(Extracted records)

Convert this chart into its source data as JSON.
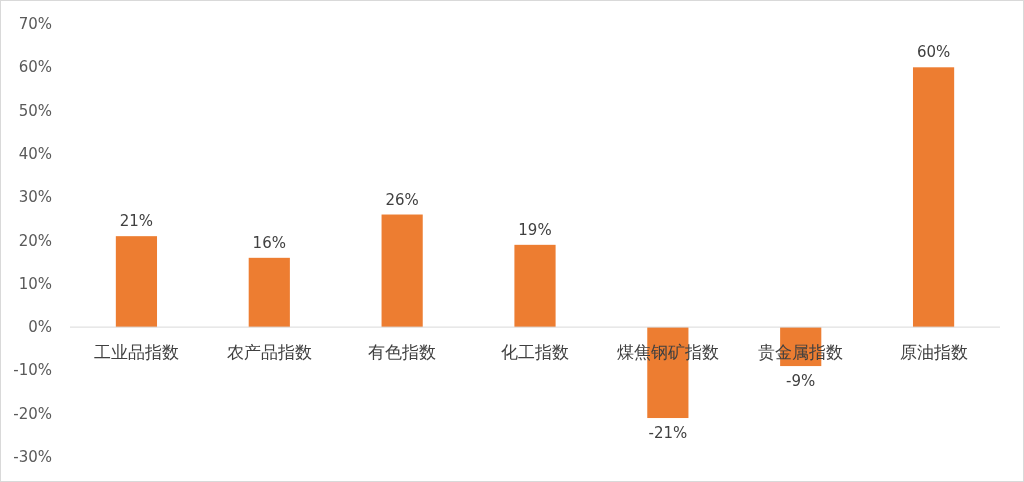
{
  "chart_data": {
    "type": "bar",
    "categories": [
      "工业品指数",
      "农产品指数",
      "有色指数",
      "化工指数",
      "煤焦钢矿指数",
      "贵金属指数",
      "原油指数"
    ],
    "values": [
      21,
      16,
      26,
      19,
      -21,
      -9,
      60
    ],
    "color": "#ed7d31",
    "value_labels": [
      "21%",
      "16%",
      "26%",
      "19%",
      "-21%",
      "-9%",
      "60%"
    ],
    "ylim": [
      -30,
      70
    ],
    "yticks": [
      {
        "value": -30,
        "label": "-30%"
      },
      {
        "value": -20,
        "label": "-20%"
      },
      {
        "value": -10,
        "label": "-10%"
      },
      {
        "value": 0,
        "label": "0%"
      },
      {
        "value": 10,
        "label": "10%"
      },
      {
        "value": 20,
        "label": "20%"
      },
      {
        "value": 30,
        "label": "30%"
      },
      {
        "value": 40,
        "label": "40%"
      },
      {
        "value": 50,
        "label": "50%"
      },
      {
        "value": 60,
        "label": "60%"
      },
      {
        "value": 70,
        "label": "70%"
      }
    ]
  }
}
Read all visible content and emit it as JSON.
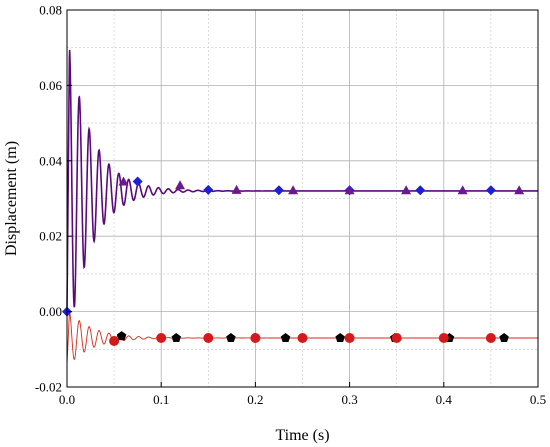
{
  "chart_data": {
    "type": "line",
    "title": "",
    "xlabel": "Time (s)",
    "ylabel": "Displacement (m)",
    "xlim": [
      0,
      0.5
    ],
    "ylim": [
      -0.02,
      0.08
    ],
    "x_ticks": [
      "0.0",
      "0.1",
      "0.2",
      "0.3",
      "0.4",
      "0.5"
    ],
    "y_ticks": [
      "-0.02",
      "0.00",
      "0.02",
      "0.04",
      "0.06",
      "0.08"
    ],
    "grid": true,
    "legend": "none",
    "series": [
      {
        "color": "#5a0a7a",
        "marker": "line",
        "equilibrium": 0.032,
        "initial": 0.0,
        "first_peak": 0.07,
        "description_points": [
          [
            0.0,
            0.0
          ],
          [
            0.003,
            0.07
          ],
          [
            0.012,
            0.003
          ],
          [
            0.019,
            0.053
          ],
          [
            0.03,
            0.043
          ],
          [
            0.06,
            0.036
          ],
          [
            0.1,
            0.033
          ],
          [
            0.15,
            0.032
          ],
          [
            0.5,
            0.032
          ]
        ]
      },
      {
        "color": "#d42a1a",
        "marker": "line",
        "equilibrium": -0.007,
        "initial": -0.014,
        "first_peak": 0.0,
        "description_points": [
          [
            0.0,
            -0.014
          ],
          [
            0.003,
            0.0
          ],
          [
            0.03,
            -0.004
          ],
          [
            0.06,
            -0.006
          ],
          [
            0.1,
            -0.007
          ],
          [
            0.5,
            -0.007
          ]
        ]
      },
      {
        "color": "#1f1fd6",
        "marker": "diamond",
        "x": [
          0.0,
          0.075,
          0.15,
          0.225,
          0.3,
          0.375,
          0.45
        ],
        "y": [
          0.0,
          0.0345,
          0.0323,
          0.0322,
          0.0322,
          0.0322,
          0.0322
        ]
      },
      {
        "color": "#6a1a8a",
        "marker": "triangle",
        "x": [
          0.06,
          0.12,
          0.18,
          0.24,
          0.3,
          0.36,
          0.42,
          0.48
        ],
        "y": [
          0.0345,
          0.0335,
          0.0323,
          0.0322,
          0.0322,
          0.0322,
          0.0322,
          0.0322
        ]
      },
      {
        "color": "#000000",
        "marker": "pentagon",
        "x": [
          0.058,
          0.116,
          0.174,
          0.232,
          0.29,
          0.348,
          0.406,
          0.464
        ],
        "y": [
          -0.0065,
          -0.007,
          -0.007,
          -0.007,
          -0.007,
          -0.007,
          -0.007,
          -0.007
        ]
      },
      {
        "color": "#d41a1a",
        "marker": "circle",
        "x": [
          0.05,
          0.1,
          0.15,
          0.2,
          0.25,
          0.3,
          0.35,
          0.4,
          0.45
        ],
        "y": [
          -0.0078,
          -0.007,
          -0.007,
          -0.007,
          -0.007,
          -0.007,
          -0.007,
          -0.007,
          -0.007
        ]
      }
    ]
  }
}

* Requirement
The data above should be repeated exactly, minus any pictures.

* Reply to the exercise
Convert this chart into its source data as JSON.
{
  "chart_data": {
    "type": "bar",
    "categories": [
      "工业品指数",
      "农产品指数",
      "有色指数",
      "化工指数",
      "煤焦钢矿指数",
      "贵金属指数",
      "原油指数"
    ],
    "values": [
      21,
      16,
      26,
      19,
      -21,
      -9,
      60
    ],
    "color": "#ed7d31",
    "value_labels": [
      "21%",
      "16%",
      "26%",
      "19%",
      "-21%",
      "-9%",
      "60%"
    ],
    "ylim": [
      -30,
      70
    ],
    "yticks": [
      {
        "value": -30,
        "label": "-30%"
      },
      {
        "value": -20,
        "label": "-20%"
      },
      {
        "value": -10,
        "label": "-10%"
      },
      {
        "value": 0,
        "label": "0%"
      },
      {
        "value": 10,
        "label": "10%"
      },
      {
        "value": 20,
        "label": "20%"
      },
      {
        "value": 30,
        "label": "30%"
      },
      {
        "value": 40,
        "label": "40%"
      },
      {
        "value": 50,
        "label": "50%"
      },
      {
        "value": 60,
        "label": "60%"
      },
      {
        "value": 70,
        "label": "70%"
      }
    ]
  }
}
Read all visible content and emit it as JSON.
{
  "chart_data": {
    "type": "line",
    "title": "",
    "xlabel": "Time (s)",
    "ylabel": "Displacement (m)",
    "xlim": [
      0,
      0.5
    ],
    "ylim": [
      -0.02,
      0.08
    ],
    "x_ticks": [
      "0.0",
      "0.1",
      "0.2",
      "0.3",
      "0.4",
      "0.5"
    ],
    "y_ticks": [
      "-0.02",
      "0.00",
      "0.02",
      "0.04",
      "0.06",
      "0.08"
    ],
    "grid": true,
    "legend": "none",
    "series": [
      {
        "color": "#5a0a7a",
        "marker": "line",
        "equilibrium": 0.032,
        "initial": 0.0,
        "first_peak": 0.07,
        "description_points": [
          [
            0.0,
            0.0
          ],
          [
            0.003,
            0.07
          ],
          [
            0.012,
            0.003
          ],
          [
            0.019,
            0.053
          ],
          [
            0.03,
            0.043
          ],
          [
            0.06,
            0.036
          ],
          [
            0.1,
            0.033
          ],
          [
            0.15,
            0.032
          ],
          [
            0.5,
            0.032
          ]
        ]
      },
      {
        "color": "#d42a1a",
        "marker": "line",
        "equilibrium": -0.007,
        "initial": -0.014,
        "first_peak": 0.0,
        "description_points": [
          [
            0.0,
            -0.014
          ],
          [
            0.003,
            0.0
          ],
          [
            0.03,
            -0.004
          ],
          [
            0.06,
            -0.006
          ],
          [
            0.1,
            -0.007
          ],
          [
            0.5,
            -0.007
          ]
        ]
      },
      {
        "color": "#1f1fd6",
        "marker": "diamond",
        "x": [
          0.0,
          0.075,
          0.15,
          0.225,
          0.3,
          0.375,
          0.45
        ],
        "y": [
          0.0,
          0.0345,
          0.0323,
          0.0322,
          0.0322,
          0.0322,
          0.0322
        ]
      },
      {
        "color": "#6a1a8a",
        "marker": "triangle",
        "x": [
          0.06,
          0.12,
          0.18,
          0.24,
          0.3,
          0.36,
          0.42,
          0.48
        ],
        "y": [
          0.0345,
          0.0335,
          0.0323,
          0.0322,
          0.0322,
          0.0322,
          0.0322,
          0.0322
        ]
      },
      {
        "color": "#000000",
        "marker": "pentagon",
        "x": [
          0.058,
          0.116,
          0.174,
          0.232,
          0.29,
          0.348,
          0.406,
          0.464
        ],
        "y": [
          -0.0065,
          -0.007,
          -0.007,
          -0.007,
          -0.007,
          -0.007,
          -0.007,
          -0.007
        ]
      },
      {
        "color": "#d41a1a",
        "marker": "circle",
        "x": [
          0.05,
          0.1,
          0.15,
          0.2,
          0.25,
          0.3,
          0.35,
          0.4,
          0.45
        ],
        "y": [
          -0.0078,
          -0.007,
          -0.007,
          -0.007,
          -0.007,
          -0.007,
          -0.007,
          -0.007,
          -0.007
        ]
      }
    ]
  }
}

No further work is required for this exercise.